▼

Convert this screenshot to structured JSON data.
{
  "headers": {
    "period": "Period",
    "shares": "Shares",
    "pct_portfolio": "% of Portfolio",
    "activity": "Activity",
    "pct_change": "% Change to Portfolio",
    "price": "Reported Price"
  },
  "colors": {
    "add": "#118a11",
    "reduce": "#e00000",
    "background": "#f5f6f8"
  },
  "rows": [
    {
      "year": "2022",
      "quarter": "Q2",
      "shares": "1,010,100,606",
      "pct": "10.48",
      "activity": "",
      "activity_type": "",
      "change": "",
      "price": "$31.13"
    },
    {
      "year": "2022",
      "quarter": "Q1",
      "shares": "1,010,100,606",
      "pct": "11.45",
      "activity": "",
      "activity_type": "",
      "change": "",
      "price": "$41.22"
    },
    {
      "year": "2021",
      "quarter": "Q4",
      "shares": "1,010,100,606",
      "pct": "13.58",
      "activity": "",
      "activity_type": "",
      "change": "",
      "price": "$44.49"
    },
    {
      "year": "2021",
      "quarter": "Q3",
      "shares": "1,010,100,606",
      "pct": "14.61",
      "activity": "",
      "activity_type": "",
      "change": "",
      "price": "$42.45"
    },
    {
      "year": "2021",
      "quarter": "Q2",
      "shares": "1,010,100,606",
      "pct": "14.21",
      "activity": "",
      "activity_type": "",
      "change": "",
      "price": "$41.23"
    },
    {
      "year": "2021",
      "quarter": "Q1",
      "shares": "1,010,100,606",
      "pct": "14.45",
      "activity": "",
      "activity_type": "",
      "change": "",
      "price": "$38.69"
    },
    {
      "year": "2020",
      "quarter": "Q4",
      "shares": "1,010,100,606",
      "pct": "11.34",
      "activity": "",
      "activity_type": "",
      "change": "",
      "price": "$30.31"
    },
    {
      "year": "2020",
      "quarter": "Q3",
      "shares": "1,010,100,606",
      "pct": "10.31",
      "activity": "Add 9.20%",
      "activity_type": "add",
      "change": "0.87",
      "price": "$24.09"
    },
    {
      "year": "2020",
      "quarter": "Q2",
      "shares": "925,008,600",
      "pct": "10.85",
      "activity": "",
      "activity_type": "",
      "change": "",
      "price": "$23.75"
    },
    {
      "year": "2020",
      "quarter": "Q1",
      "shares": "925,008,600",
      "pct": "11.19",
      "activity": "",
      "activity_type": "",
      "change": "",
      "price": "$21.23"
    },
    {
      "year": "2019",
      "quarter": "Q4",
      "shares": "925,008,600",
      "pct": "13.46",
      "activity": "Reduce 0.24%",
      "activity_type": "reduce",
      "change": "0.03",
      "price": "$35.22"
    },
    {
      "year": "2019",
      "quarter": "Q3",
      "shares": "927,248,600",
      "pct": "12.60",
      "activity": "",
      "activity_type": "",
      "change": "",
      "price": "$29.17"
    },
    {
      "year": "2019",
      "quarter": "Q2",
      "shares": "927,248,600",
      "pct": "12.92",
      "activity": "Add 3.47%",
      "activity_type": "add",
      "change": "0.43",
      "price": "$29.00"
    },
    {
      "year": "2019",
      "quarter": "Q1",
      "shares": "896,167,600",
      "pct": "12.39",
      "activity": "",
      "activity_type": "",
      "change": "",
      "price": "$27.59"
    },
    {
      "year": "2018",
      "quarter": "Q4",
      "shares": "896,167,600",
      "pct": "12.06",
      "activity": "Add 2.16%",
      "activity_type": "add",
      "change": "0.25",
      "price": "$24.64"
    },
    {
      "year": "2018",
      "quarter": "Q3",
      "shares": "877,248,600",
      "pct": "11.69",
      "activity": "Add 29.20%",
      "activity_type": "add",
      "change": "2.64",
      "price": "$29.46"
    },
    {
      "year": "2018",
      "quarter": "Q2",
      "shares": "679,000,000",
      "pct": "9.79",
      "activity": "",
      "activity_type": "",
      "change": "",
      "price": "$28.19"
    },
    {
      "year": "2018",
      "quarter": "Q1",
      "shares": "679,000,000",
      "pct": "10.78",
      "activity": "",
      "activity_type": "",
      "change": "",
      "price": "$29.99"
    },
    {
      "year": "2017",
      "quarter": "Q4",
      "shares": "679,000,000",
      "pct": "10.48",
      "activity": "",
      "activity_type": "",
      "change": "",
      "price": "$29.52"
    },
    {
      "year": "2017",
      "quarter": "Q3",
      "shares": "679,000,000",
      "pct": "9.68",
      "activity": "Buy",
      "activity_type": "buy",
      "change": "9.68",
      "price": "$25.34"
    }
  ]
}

▲

> Challenge: Reproduce each entry word for word.

> The output:
Convert this screenshot to structured JSON data.
{
  "headers": {
    "period": "Period",
    "shares": "Shares",
    "pct_portfolio": "% of Portfolio",
    "activity": "Activity",
    "pct_change": "% Change to Portfolio",
    "price": "Reported Price"
  },
  "colors": {
    "add": "#118a11",
    "reduce": "#e00000",
    "background": "#f5f6f8"
  },
  "rows": [
    {
      "year": "2022",
      "quarter": "Q2",
      "shares": "1,010,100,606",
      "pct": "10.48",
      "activity": "",
      "activity_type": "",
      "change": "",
      "price": "$31.13"
    },
    {
      "year": "2022",
      "quarter": "Q1",
      "shares": "1,010,100,606",
      "pct": "11.45",
      "activity": "",
      "activity_type": "",
      "change": "",
      "price": "$41.22"
    },
    {
      "year": "2021",
      "quarter": "Q4",
      "shares": "1,010,100,606",
      "pct": "13.58",
      "activity": "",
      "activity_type": "",
      "change": "",
      "price": "$44.49"
    },
    {
      "year": "2021",
      "quarter": "Q3",
      "shares": "1,010,100,606",
      "pct": "14.61",
      "activity": "",
      "activity_type": "",
      "change": "",
      "price": "$42.45"
    },
    {
      "year": "2021",
      "quarter": "Q2",
      "shares": "1,010,100,606",
      "pct": "14.21",
      "activity": "",
      "activity_type": "",
      "change": "",
      "price": "$41.23"
    },
    {
      "year": "2021",
      "quarter": "Q1",
      "shares": "1,010,100,606",
      "pct": "14.45",
      "activity": "",
      "activity_type": "",
      "change": "",
      "price": "$38.69"
    },
    {
      "year": "2020",
      "quarter": "Q4",
      "shares": "1,010,100,606",
      "pct": "11.34",
      "activity": "",
      "activity_type": "",
      "change": "",
      "price": "$30.31"
    },
    {
      "year": "2020",
      "quarter": "Q3",
      "shares": "1,010,100,606",
      "pct": "10.31",
      "activity": "Add 9.20%",
      "activity_type": "add",
      "change": "0.87",
      "price": "$24.09"
    },
    {
      "year": "2020",
      "quarter": "Q2",
      "shares": "925,008,600",
      "pct": "10.85",
      "activity": "",
      "activity_type": "",
      "change": "",
      "price": "$23.75"
    },
    {
      "year": "2020",
      "quarter": "Q1",
      "shares": "925,008,600",
      "pct": "11.19",
      "activity": "",
      "activity_type": "",
      "change": "",
      "price": "$21.23"
    },
    {
      "year": "2019",
      "quarter": "Q4",
      "shares": "925,008,600",
      "pct": "13.46",
      "activity": "Reduce 0.24%",
      "activity_type": "reduce",
      "change": "0.03",
      "price": "$35.22"
    },
    {
      "year": "2019",
      "quarter": "Q3",
      "shares": "927,248,600",
      "pct": "12.60",
      "activity": "",
      "activity_type": "",
      "change": "",
      "price": "$29.17"
    },
    {
      "year": "2019",
      "quarter": "Q2",
      "shares": "927,248,600",
      "pct": "12.92",
      "activity": "Add 3.47%",
      "activity_type": "add",
      "change": "0.43",
      "price": "$29.00"
    },
    {
      "year": "2019",
      "quarter": "Q1",
      "shares": "896,167,600",
      "pct": "12.39",
      "activity": "",
      "activity_type": "",
      "change": "",
      "price": "$27.59"
    },
    {
      "year": "2018",
      "quarter": "Q4",
      "shares": "896,167,600",
      "pct": "12.06",
      "activity": "Add 2.16%",
      "activity_type": "add",
      "change": "0.25",
      "price": "$24.64"
    },
    {
      "year": "2018",
      "quarter": "Q3",
      "shares": "877,248,600",
      "pct": "11.69",
      "activity": "Add 29.20%",
      "activity_type": "add",
      "change": "2.64",
      "price": "$29.46"
    },
    {
      "year": "2018",
      "quarter": "Q2",
      "shares": "679,000,000",
      "pct": "9.79",
      "activity": "",
      "activity_type": "",
      "change": "",
      "price": "$28.19"
    },
    {
      "year": "2018",
      "quarter": "Q1",
      "shares": "679,000,000",
      "pct": "10.78",
      "activity": "",
      "activity_type": "",
      "change": "",
      "price": "$29.99"
    },
    {
      "year": "2017",
      "quarter": "Q4",
      "shares": "679,000,000",
      "pct": "10.48",
      "activity": "",
      "activity_type": "",
      "change": "",
      "price": "$29.52"
    },
    {
      "year": "2017",
      "quarter": "Q3",
      "shares": "679,000,000",
      "pct": "9.68",
      "activity": "Buy",
      "activity_type": "buy",
      "change": "9.68",
      "price": "$25.34"
    }
  ]
}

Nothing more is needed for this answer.